▸ **DATASET ROWS**
begin
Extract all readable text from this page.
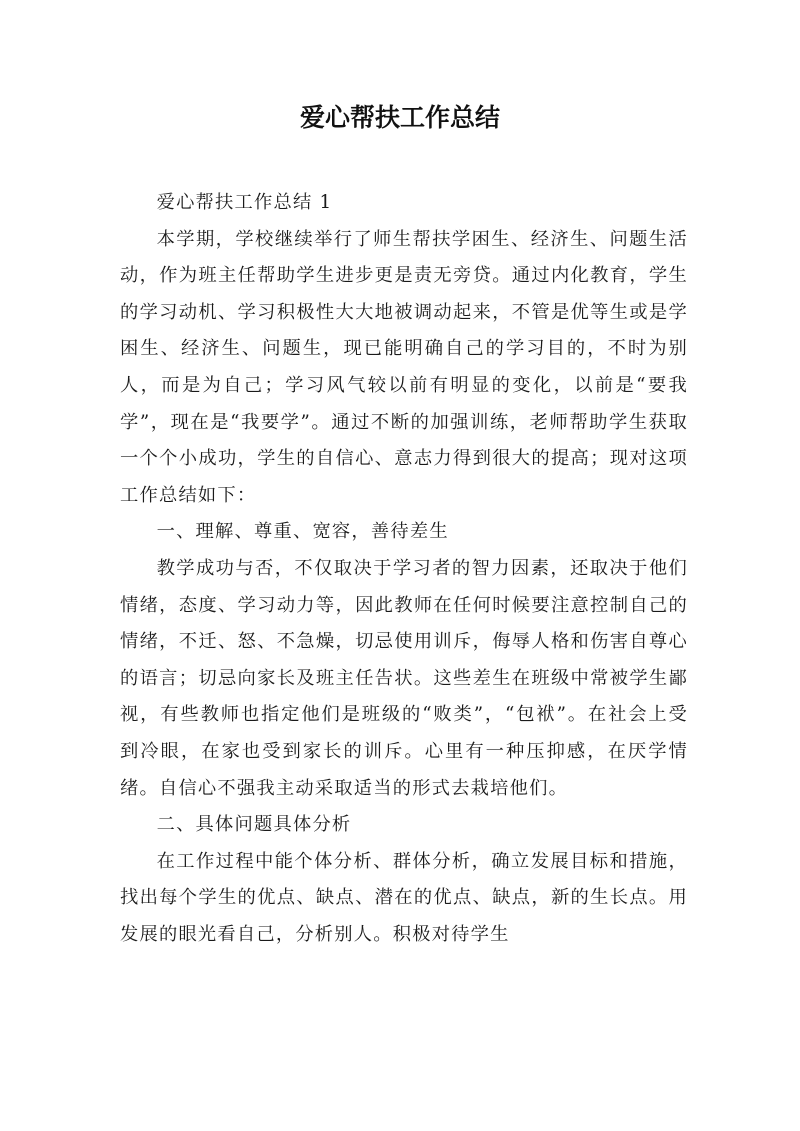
爱心帮扶工作总结

爱心帮扶工作总结 1

本学期，学校继续举行了师生帮扶学困生、经济生、问题生活动，作为班主任帮助学生进步更是责无旁贷。通过内化教育，学生的学习动机、学习积极性大大地被调动起来，不管是优等生或是学困生、经济生、问题生，现已能明确自己的学习目的，不时为别人，而是为自己；学习风气较以前有明显的变化，以前是“要我学”，现在是“我要学”。通过不断的加强训练，老师帮助学生获取一个个小成功，学生的自信心、意志力得到很大的提高；现对这项工作总结如下：

一、理解、尊重、宽容，善待差生

教学成功与否，不仅取决于学习者的智力因素，还取决于他们情绪，态度、学习动力等，因此教师在任何时候要注意控制自己的情绪，不迁、怒、不急燥，切忌使用训斥，侮辱人格和伤害自尊心的语言；切忌向家长及班主任告状。这些差生在班级中常被学生鄙视，有些教师也指定他们是班级的“败类”，“包袱”。在社会上受到冷眼，在家也受到家长的训斥。心里有一种压抑感，在厌学情绪。自信心不强我主动采取适当的形式去栽培他们。

二、具体问题具体分析

在工作过程中能个体分析、群体分析，确立发展目标和措施，找出每个学生的优点、缺点、潜在的优点、缺点，新的生长点。用发展的眼光看自己，分析别人。积极对待学生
end
▸ **WHAT THE TASK REQUIRES**
All of the material above is to be copied exactly, except for its images.

▸ **RESPONSE TO THIS TASK**
Extract all readable text from this page.
爱心帮扶工作总结

爱心帮扶工作总结 1

本学期，学校继续举行了师生帮扶学困生、经济生、问题生活动，作为班主任帮助学生进步更是责无旁贷。通过内化教育，学生的学习动机、学习积极性大大地被调动起来，不管是优等生或是学困生、经济生、问题生，现已能明确自己的学习目的，不时为别人，而是为自己；学习风气较以前有明显的变化，以前是“要我学”，现在是“我要学”。通过不断的加强训练，老师帮助学生获取一个个小成功，学生的自信心、意志力得到很大的提高；现对这项工作总结如下：

一、理解、尊重、宽容，善待差生

教学成功与否，不仅取决于学习者的智力因素，还取决于他们情绪，态度、学习动力等，因此教师在任何时候要注意控制自己的情绪，不迁、怒、不急燥，切忌使用训斥，侮辱人格和伤害自尊心的语言；切忌向家长及班主任告状。这些差生在班级中常被学生鄙视，有些教师也指定他们是班级的“败类”，“包袱”。在社会上受到冷眼，在家也受到家长的训斥。心里有一种压抑感，在厌学情绪。自信心不强我主动采取适当的形式去栽培他们。

二、具体问题具体分析

在工作过程中能个体分析、群体分析，确立发展目标和措施，找出每个学生的优点、缺点、潜在的优点、缺点，新的生长点。用发展的眼光看自己，分析别人。积极对待学生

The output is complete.